__WHAT IS NEEDED__. Your task is to output the entries below word for word.

Figure record extracts
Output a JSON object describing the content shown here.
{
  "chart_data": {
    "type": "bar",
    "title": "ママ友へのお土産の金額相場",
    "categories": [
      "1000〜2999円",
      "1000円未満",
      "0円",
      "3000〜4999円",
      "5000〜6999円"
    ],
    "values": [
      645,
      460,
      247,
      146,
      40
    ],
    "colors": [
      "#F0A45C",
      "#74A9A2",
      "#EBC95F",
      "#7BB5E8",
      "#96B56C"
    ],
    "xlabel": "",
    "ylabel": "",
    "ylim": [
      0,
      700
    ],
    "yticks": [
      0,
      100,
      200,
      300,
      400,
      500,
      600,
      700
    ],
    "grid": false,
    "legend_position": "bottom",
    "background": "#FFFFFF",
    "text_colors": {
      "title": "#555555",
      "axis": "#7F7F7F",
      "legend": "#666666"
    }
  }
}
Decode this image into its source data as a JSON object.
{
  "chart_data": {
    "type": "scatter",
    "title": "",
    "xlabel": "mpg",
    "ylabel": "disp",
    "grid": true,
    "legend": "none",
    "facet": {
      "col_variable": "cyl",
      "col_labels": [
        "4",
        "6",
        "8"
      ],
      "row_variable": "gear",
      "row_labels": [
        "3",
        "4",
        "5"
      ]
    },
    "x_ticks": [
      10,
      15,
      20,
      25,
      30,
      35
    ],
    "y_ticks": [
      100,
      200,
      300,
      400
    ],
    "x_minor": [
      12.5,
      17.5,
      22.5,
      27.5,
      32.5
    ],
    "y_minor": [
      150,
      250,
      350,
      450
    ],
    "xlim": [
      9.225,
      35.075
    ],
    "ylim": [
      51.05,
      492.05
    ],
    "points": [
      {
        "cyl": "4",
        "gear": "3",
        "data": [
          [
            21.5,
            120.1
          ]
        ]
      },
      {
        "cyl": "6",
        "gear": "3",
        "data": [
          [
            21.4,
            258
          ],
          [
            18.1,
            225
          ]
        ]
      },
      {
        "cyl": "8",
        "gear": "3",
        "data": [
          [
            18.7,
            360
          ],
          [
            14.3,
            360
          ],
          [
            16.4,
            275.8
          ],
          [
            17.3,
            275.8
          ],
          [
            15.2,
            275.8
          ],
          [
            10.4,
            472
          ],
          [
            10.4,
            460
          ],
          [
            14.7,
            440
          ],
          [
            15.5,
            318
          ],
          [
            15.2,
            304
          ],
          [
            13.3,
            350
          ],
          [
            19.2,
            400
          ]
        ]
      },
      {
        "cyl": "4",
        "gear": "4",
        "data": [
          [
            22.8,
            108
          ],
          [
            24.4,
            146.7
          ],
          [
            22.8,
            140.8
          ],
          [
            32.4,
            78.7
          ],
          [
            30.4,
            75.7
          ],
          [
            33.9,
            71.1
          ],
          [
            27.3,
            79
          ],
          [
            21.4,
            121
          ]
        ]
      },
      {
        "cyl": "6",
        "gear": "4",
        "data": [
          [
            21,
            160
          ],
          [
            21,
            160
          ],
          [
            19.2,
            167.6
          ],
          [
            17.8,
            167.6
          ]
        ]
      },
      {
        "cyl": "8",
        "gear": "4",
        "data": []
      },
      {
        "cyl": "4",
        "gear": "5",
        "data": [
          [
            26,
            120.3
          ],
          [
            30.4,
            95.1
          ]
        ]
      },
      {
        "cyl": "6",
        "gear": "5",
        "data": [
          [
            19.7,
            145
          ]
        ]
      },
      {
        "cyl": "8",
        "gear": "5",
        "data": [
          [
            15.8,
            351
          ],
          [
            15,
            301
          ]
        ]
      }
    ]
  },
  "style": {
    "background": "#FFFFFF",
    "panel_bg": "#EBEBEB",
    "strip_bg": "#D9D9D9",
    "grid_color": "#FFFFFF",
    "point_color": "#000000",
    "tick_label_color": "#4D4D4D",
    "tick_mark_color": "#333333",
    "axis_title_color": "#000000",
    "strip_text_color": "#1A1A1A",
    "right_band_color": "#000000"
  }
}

__REPLY__.
Output a JSON object describing the content shown here.
{
  "chart_data": {
    "type": "bar",
    "title": "ママ友へのお土産の金額相場",
    "categories": [
      "1000〜2999円",
      "1000円未満",
      "0円",
      "3000〜4999円",
      "5000〜6999円"
    ],
    "values": [
      645,
      460,
      247,
      146,
      40
    ],
    "colors": [
      "#F0A45C",
      "#74A9A2",
      "#EBC95F",
      "#7BB5E8",
      "#96B56C"
    ],
    "xlabel": "",
    "ylabel": "",
    "ylim": [
      0,
      700
    ],
    "yticks": [
      0,
      100,
      200,
      300,
      400,
      500,
      600,
      700
    ],
    "grid": false,
    "legend_position": "bottom",
    "background": "#FFFFFF",
    "text_colors": {
      "title": "#555555",
      "axis": "#7F7F7F",
      "legend": "#666666"
    }
  }
}
Decode this image into its source data as a JSON object.
{
  "chart_data": {
    "type": "scatter",
    "title": "",
    "xlabel": "mpg",
    "ylabel": "disp",
    "grid": true,
    "legend": "none",
    "facet": {
      "col_variable": "cyl",
      "col_labels": [
        "4",
        "6",
        "8"
      ],
      "row_variable": "gear",
      "row_labels": [
        "3",
        "4",
        "5"
      ]
    },
    "x_ticks": [
      10,
      15,
      20,
      25,
      30,
      35
    ],
    "y_ticks": [
      100,
      200,
      300,
      400
    ],
    "x_minor": [
      12.5,
      17.5,
      22.5,
      27.5,
      32.5
    ],
    "y_minor": [
      150,
      250,
      350,
      450
    ],
    "xlim": [
      9.225,
      35.075
    ],
    "ylim": [
      51.05,
      492.05
    ],
    "points": [
      {
        "cyl": "4",
        "gear": "3",
        "data": [
          [
            21.5,
            120.1
          ]
        ]
      },
      {
        "cyl": "6",
        "gear": "3",
        "data": [
          [
            21.4,
            258
          ],
          [
            18.1,
            225
          ]
        ]
      },
      {
        "cyl": "8",
        "gear": "3",
        "data": [
          [
            18.7,
            360
          ],
          [
            14.3,
            360
          ],
          [
            16.4,
            275.8
          ],
          [
            17.3,
            275.8
          ],
          [
            15.2,
            275.8
          ],
          [
            10.4,
            472
          ],
          [
            10.4,
            460
          ],
          [
            14.7,
            440
          ],
          [
            15.5,
            318
          ],
          [
            15.2,
            304
          ],
          [
            13.3,
            350
          ],
          [
            19.2,
            400
          ]
        ]
      },
      {
        "cyl": "4",
        "gear": "4",
        "data": [
          [
            22.8,
            108
          ],
          [
            24.4,
            146.7
          ],
          [
            22.8,
            140.8
          ],
          [
            32.4,
            78.7
          ],
          [
            30.4,
            75.7
          ],
          [
            33.9,
            71.1
          ],
          [
            27.3,
            79
          ],
          [
            21.4,
            121
          ]
        ]
      },
      {
        "cyl": "6",
        "gear": "4",
        "data": [
          [
            21,
            160
          ],
          [
            21,
            160
          ],
          [
            19.2,
            167.6
          ],
          [
            17.8,
            167.6
          ]
        ]
      },
      {
        "cyl": "8",
        "gear": "4",
        "data": []
      },
      {
        "cyl": "4",
        "gear": "5",
        "data": [
          [
            26,
            120.3
          ],
          [
            30.4,
            95.1
          ]
        ]
      },
      {
        "cyl": "6",
        "gear": "5",
        "data": [
          [
            19.7,
            145
          ]
        ]
      },
      {
        "cyl": "8",
        "gear": "5",
        "data": [
          [
            15.8,
            351
          ],
          [
            15,
            301
          ]
        ]
      }
    ]
  },
  "style": {
    "background": "#FFFFFF",
    "panel_bg": "#EBEBEB",
    "strip_bg": "#D9D9D9",
    "grid_color": "#FFFFFF",
    "point_color": "#000000",
    "tick_label_color": "#4D4D4D",
    "tick_mark_color": "#333333",
    "axis_title_color": "#000000",
    "strip_text_color": "#1A1A1A",
    "right_band_color": "#000000"
  }
}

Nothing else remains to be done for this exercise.